Word for word, restate every line of the listing that follows.

# Start of GIVEN DATA

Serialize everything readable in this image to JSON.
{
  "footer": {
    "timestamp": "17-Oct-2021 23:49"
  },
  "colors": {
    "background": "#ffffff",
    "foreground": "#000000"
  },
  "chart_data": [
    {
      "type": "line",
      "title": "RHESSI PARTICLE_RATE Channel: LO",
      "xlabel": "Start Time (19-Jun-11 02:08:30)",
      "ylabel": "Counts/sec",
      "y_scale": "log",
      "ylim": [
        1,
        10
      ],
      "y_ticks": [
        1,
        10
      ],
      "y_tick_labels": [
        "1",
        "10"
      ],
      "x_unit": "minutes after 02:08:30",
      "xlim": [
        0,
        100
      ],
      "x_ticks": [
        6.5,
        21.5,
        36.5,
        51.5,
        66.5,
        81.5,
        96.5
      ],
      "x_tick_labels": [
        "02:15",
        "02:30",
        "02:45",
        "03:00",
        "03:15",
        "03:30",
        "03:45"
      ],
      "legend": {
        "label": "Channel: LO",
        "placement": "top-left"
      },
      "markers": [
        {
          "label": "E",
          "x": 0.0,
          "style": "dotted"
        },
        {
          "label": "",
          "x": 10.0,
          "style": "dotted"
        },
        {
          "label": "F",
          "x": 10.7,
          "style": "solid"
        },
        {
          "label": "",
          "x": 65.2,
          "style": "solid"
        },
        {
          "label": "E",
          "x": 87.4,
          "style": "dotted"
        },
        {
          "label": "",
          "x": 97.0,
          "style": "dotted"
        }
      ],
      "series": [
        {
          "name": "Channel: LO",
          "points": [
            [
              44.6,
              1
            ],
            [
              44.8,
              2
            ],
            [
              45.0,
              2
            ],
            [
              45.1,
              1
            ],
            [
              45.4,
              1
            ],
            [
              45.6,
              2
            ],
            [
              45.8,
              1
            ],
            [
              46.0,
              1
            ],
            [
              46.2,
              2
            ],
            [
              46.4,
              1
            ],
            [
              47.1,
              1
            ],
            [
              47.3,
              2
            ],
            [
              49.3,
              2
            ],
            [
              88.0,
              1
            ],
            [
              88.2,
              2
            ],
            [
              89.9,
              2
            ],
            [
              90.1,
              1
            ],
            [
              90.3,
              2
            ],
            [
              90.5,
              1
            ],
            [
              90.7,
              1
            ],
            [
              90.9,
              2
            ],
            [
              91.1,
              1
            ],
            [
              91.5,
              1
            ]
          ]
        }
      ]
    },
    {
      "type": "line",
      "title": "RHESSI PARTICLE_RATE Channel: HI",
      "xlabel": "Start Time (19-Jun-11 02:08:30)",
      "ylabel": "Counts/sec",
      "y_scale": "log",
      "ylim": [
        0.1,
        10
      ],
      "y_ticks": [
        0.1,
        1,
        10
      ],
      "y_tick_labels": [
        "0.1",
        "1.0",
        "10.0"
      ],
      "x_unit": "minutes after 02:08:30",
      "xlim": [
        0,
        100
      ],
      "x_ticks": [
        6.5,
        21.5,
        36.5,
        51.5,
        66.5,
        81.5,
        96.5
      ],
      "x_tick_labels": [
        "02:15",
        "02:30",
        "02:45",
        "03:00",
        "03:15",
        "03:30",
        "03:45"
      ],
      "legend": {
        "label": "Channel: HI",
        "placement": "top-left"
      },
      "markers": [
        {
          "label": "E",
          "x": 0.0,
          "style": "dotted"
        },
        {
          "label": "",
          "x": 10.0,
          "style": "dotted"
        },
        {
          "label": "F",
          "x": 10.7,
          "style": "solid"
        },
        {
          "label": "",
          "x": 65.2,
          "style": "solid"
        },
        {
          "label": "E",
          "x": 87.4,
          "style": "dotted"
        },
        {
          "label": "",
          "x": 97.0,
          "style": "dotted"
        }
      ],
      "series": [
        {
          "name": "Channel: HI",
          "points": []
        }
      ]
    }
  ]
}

# End of GIVEN DATA

#### [WRITTEN REPLY]
Serialize everything readable in this image to JSON.
{
  "footer": {
    "timestamp": "17-Oct-2021 23:49"
  },
  "colors": {
    "background": "#ffffff",
    "foreground": "#000000"
  },
  "chart_data": [
    {
      "type": "line",
      "title": "RHESSI PARTICLE_RATE Channel: LO",
      "xlabel": "Start Time (19-Jun-11 02:08:30)",
      "ylabel": "Counts/sec",
      "y_scale": "log",
      "ylim": [
        1,
        10
      ],
      "y_ticks": [
        1,
        10
      ],
      "y_tick_labels": [
        "1",
        "10"
      ],
      "x_unit": "minutes after 02:08:30",
      "xlim": [
        0,
        100
      ],
      "x_ticks": [
        6.5,
        21.5,
        36.5,
        51.5,
        66.5,
        81.5,
        96.5
      ],
      "x_tick_labels": [
        "02:15",
        "02:30",
        "02:45",
        "03:00",
        "03:15",
        "03:30",
        "03:45"
      ],
      "legend": {
        "label": "Channel: LO",
        "placement": "top-left"
      },
      "markers": [
        {
          "label": "E",
          "x": 0.0,
          "style": "dotted"
        },
        {
          "label": "",
          "x": 10.0,
          "style": "dotted"
        },
        {
          "label": "F",
          "x": 10.7,
          "style": "solid"
        },
        {
          "label": "",
          "x": 65.2,
          "style": "solid"
        },
        {
          "label": "E",
          "x": 87.4,
          "style": "dotted"
        },
        {
          "label": "",
          "x": 97.0,
          "style": "dotted"
        }
      ],
      "series": [
        {
          "name": "Channel: LO",
          "points": [
            [
              44.6,
              1
            ],
            [
              44.8,
              2
            ],
            [
              45.0,
              2
            ],
            [
              45.1,
              1
            ],
            [
              45.4,
              1
            ],
            [
              45.6,
              2
            ],
            [
              45.8,
              1
            ],
            [
              46.0,
              1
            ],
            [
              46.2,
              2
            ],
            [
              46.4,
              1
            ],
            [
              47.1,
              1
            ],
            [
              47.3,
              2
            ],
            [
              49.3,
              2
            ],
            [
              88.0,
              1
            ],
            [
              88.2,
              2
            ],
            [
              89.9,
              2
            ],
            [
              90.1,
              1
            ],
            [
              90.3,
              2
            ],
            [
              90.5,
              1
            ],
            [
              90.7,
              1
            ],
            [
              90.9,
              2
            ],
            [
              91.1,
              1
            ],
            [
              91.5,
              1
            ]
          ]
        }
      ]
    },
    {
      "type": "line",
      "title": "RHESSI PARTICLE_RATE Channel: HI",
      "xlabel": "Start Time (19-Jun-11 02:08:30)",
      "ylabel": "Counts/sec",
      "y_scale": "log",
      "ylim": [
        0.1,
        10
      ],
      "y_ticks": [
        0.1,
        1,
        10
      ],
      "y_tick_labels": [
        "0.1",
        "1.0",
        "10.0"
      ],
      "x_unit": "minutes after 02:08:30",
      "xlim": [
        0,
        100
      ],
      "x_ticks": [
        6.5,
        21.5,
        36.5,
        51.5,
        66.5,
        81.5,
        96.5
      ],
      "x_tick_labels": [
        "02:15",
        "02:30",
        "02:45",
        "03:00",
        "03:15",
        "03:30",
        "03:45"
      ],
      "legend": {
        "label": "Channel: HI",
        "placement": "top-left"
      },
      "markers": [
        {
          "label": "E",
          "x": 0.0,
          "style": "dotted"
        },
        {
          "label": "",
          "x": 10.0,
          "style": "dotted"
        },
        {
          "label": "F",
          "x": 10.7,
          "style": "solid"
        },
        {
          "label": "",
          "x": 65.2,
          "style": "solid"
        },
        {
          "label": "E",
          "x": 87.4,
          "style": "dotted"
        },
        {
          "label": "",
          "x": 97.0,
          "style": "dotted"
        }
      ],
      "series": [
        {
          "name": "Channel: HI",
          "points": []
        }
      ]
    }
  ]
}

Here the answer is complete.